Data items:
════════

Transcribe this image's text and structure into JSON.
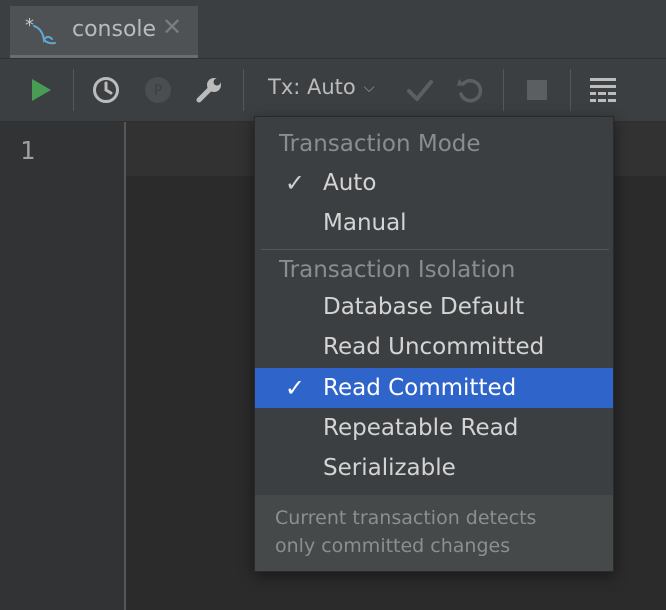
{
  "tab": {
    "label": "console",
    "icon": "mysql-dolphin-icon",
    "close_symbol": "✕"
  },
  "toolbar": {
    "run_icon": "run-icon",
    "history_icon": "history-icon",
    "pin_icon": "pin-icon",
    "settings_icon": "wrench-icon",
    "tx_label": "Tx: Auto",
    "commit_icon": "commit-check-icon",
    "rollback_icon": "rollback-icon",
    "stop_icon": "stop-icon",
    "output_icon": "table-view-icon"
  },
  "editor": {
    "line_number": "1"
  },
  "popup": {
    "mode_header": "Transaction Mode",
    "mode_items": [
      {
        "label": "Auto",
        "checked": true
      },
      {
        "label": "Manual",
        "checked": false
      }
    ],
    "isolation_header": "Transaction Isolation",
    "isolation_items": [
      {
        "label": "Database Default",
        "checked": false
      },
      {
        "label": "Read Uncommitted",
        "checked": false
      },
      {
        "label": "Read Committed",
        "checked": true,
        "selected": true
      },
      {
        "label": "Repeatable Read",
        "checked": false
      },
      {
        "label": "Serializable",
        "checked": false
      }
    ],
    "check_symbol": "✓",
    "footer_line1": "Current transaction detects",
    "footer_line2": "only committed changes"
  },
  "colors": {
    "selection": "#2f65ca",
    "run_green": "#499c54",
    "background": "#2b2b2b",
    "toolbar_bg": "#3c3f41"
  }
}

════════

_PROMPT_
Go through the lines above. Select every one that has the string "true".

_THE COMPLETED TASK_
        "checked": true
        "checked": true,
        "selected": true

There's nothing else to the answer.